▶ **Dataset records**:
## START

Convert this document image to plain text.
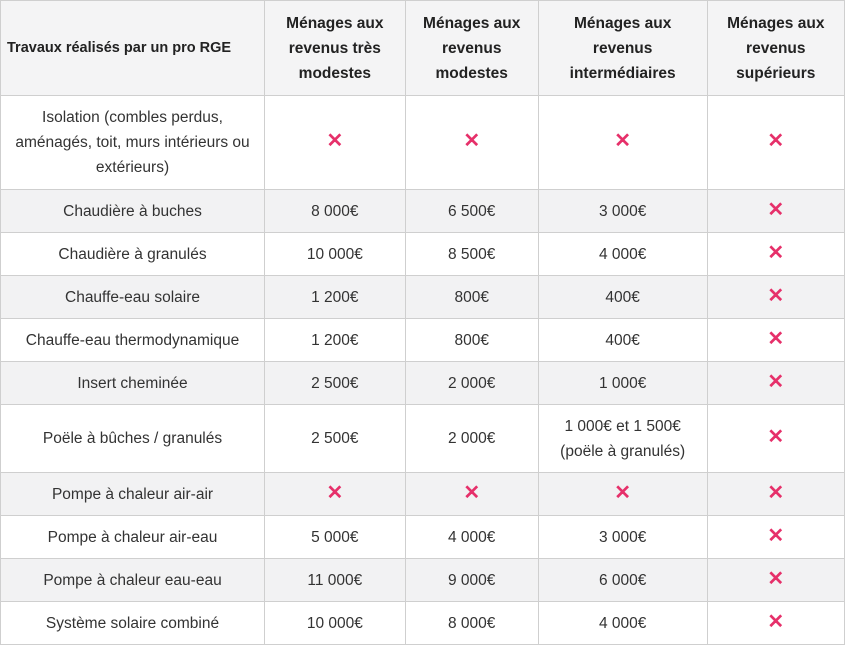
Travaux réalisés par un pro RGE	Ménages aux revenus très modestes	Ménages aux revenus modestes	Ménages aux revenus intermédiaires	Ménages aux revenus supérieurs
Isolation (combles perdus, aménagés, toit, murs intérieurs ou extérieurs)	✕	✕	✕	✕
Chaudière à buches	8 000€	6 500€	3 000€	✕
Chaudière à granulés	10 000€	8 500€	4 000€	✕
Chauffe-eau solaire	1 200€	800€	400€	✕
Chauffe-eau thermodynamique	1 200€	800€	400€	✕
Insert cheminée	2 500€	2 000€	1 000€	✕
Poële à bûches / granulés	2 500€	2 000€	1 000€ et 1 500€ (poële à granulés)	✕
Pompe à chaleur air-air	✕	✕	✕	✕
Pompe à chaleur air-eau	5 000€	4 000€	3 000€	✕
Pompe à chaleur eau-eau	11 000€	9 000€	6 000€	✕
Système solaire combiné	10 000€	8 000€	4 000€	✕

## END

▶ **Goal**:
Quote the listing above in full, except for the pictures.

▶ **Problem solution**:
Convert this document image to plain text.
Travaux réalisés par un pro RGE	Ménages aux revenus très modestes	Ménages aux revenus modestes	Ménages aux revenus intermédiaires	Ménages aux revenus supérieurs
Isolation (combles perdus, aménagés, toit, murs intérieurs ou extérieurs)	✕	✕	✕	✕
Chaudière à buches	8 000€	6 500€	3 000€	✕
Chaudière à granulés	10 000€	8 500€	4 000€	✕
Chauffe-eau solaire	1 200€	800€	400€	✕
Chauffe-eau thermodynamique	1 200€	800€	400€	✕
Insert cheminée	2 500€	2 000€	1 000€	✕
Poële à bûches / granulés	2 500€	2 000€	1 000€ et 1 500€ (poële à granulés)	✕
Pompe à chaleur air-air	✕	✕	✕	✕
Pompe à chaleur air-eau	5 000€	4 000€	3 000€	✕
Pompe à chaleur eau-eau	11 000€	9 000€	6 000€	✕
Système solaire combiné	10 000€	8 000€	4 000€	✕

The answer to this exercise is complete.